EXERCISE DIRECTIONS:
Gather up the lines with the word "Vorverlagerung" in them.

DATA EXTRACT:
--- start ---

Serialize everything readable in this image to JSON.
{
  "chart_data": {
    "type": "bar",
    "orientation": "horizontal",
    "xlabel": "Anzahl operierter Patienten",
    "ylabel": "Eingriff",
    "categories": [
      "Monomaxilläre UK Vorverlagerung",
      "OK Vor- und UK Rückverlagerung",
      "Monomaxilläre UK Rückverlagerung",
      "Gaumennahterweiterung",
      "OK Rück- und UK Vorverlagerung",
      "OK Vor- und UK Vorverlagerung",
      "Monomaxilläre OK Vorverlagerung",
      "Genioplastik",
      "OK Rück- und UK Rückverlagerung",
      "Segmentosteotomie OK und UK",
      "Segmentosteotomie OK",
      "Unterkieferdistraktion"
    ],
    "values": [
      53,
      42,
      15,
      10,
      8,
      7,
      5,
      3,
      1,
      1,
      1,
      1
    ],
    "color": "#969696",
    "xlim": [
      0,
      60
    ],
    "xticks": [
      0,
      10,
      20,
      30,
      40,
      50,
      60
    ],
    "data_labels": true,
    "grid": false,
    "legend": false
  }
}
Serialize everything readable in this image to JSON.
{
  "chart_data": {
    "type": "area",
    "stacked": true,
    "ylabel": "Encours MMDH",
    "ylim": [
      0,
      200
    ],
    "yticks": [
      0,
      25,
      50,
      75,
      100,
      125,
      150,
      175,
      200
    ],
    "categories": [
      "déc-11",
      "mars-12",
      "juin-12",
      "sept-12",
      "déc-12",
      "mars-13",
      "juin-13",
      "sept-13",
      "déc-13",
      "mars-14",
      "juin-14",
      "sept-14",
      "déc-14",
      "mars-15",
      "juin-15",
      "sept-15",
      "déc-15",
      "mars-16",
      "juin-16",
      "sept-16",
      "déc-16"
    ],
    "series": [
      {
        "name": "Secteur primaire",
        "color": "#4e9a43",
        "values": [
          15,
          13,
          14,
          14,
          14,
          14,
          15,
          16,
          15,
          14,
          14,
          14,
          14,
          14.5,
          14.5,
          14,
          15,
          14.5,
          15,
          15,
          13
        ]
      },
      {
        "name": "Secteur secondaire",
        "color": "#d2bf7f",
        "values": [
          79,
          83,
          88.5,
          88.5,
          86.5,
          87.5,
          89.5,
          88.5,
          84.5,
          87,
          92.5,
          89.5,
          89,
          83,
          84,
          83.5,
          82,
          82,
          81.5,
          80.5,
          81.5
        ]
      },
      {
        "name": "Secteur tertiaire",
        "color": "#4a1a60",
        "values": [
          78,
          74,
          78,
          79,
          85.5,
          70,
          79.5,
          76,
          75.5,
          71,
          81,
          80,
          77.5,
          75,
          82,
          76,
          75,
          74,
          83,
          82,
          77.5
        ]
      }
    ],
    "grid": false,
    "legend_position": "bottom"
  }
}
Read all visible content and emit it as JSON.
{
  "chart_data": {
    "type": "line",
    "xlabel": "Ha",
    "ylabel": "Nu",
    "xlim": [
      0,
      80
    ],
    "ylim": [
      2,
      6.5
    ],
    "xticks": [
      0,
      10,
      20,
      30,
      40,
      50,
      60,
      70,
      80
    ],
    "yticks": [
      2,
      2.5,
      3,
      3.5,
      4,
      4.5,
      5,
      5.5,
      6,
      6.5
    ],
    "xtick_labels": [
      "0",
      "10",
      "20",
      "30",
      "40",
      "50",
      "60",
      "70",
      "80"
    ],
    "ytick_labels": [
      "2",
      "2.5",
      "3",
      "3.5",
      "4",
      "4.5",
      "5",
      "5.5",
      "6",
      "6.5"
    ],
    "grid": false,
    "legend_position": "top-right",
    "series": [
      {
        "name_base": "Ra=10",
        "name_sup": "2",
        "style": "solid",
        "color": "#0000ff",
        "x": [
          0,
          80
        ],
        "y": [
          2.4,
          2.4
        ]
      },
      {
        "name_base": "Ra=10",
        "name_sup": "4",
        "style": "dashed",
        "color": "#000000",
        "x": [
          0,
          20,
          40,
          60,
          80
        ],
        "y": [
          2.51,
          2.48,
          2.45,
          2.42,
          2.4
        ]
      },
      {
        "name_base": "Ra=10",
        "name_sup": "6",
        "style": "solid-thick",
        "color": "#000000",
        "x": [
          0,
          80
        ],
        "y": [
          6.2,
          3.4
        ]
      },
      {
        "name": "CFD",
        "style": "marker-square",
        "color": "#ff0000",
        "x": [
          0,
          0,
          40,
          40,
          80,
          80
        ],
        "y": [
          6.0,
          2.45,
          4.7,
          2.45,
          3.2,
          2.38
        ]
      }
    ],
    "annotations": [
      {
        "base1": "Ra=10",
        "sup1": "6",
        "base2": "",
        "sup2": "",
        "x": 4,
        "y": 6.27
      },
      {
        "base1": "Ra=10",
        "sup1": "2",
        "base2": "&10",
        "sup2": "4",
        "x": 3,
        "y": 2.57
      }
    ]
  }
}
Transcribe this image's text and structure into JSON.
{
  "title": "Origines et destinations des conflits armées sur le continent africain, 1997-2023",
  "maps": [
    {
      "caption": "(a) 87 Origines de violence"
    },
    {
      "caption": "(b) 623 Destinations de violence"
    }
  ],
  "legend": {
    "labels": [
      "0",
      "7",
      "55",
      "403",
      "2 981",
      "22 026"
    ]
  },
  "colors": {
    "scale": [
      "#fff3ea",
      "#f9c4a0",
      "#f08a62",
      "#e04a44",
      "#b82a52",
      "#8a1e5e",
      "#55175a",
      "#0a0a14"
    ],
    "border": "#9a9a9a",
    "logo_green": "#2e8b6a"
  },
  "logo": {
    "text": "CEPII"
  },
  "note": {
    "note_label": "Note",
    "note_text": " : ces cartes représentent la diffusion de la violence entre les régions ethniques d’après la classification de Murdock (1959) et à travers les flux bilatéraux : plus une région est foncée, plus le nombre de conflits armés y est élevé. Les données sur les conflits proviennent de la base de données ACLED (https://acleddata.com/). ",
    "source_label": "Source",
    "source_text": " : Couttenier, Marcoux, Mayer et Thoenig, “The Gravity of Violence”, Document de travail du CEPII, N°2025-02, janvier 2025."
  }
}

--- end ---

SOLUTION FOR THIS TASK:
      "Monomaxilläre UK Vorverlagerung",
      "OK Rück- und UK Vorverlagerung",
      "OK Vor- und UK Vorverlagerung",
      "Monomaxilläre OK Vorverlagerung",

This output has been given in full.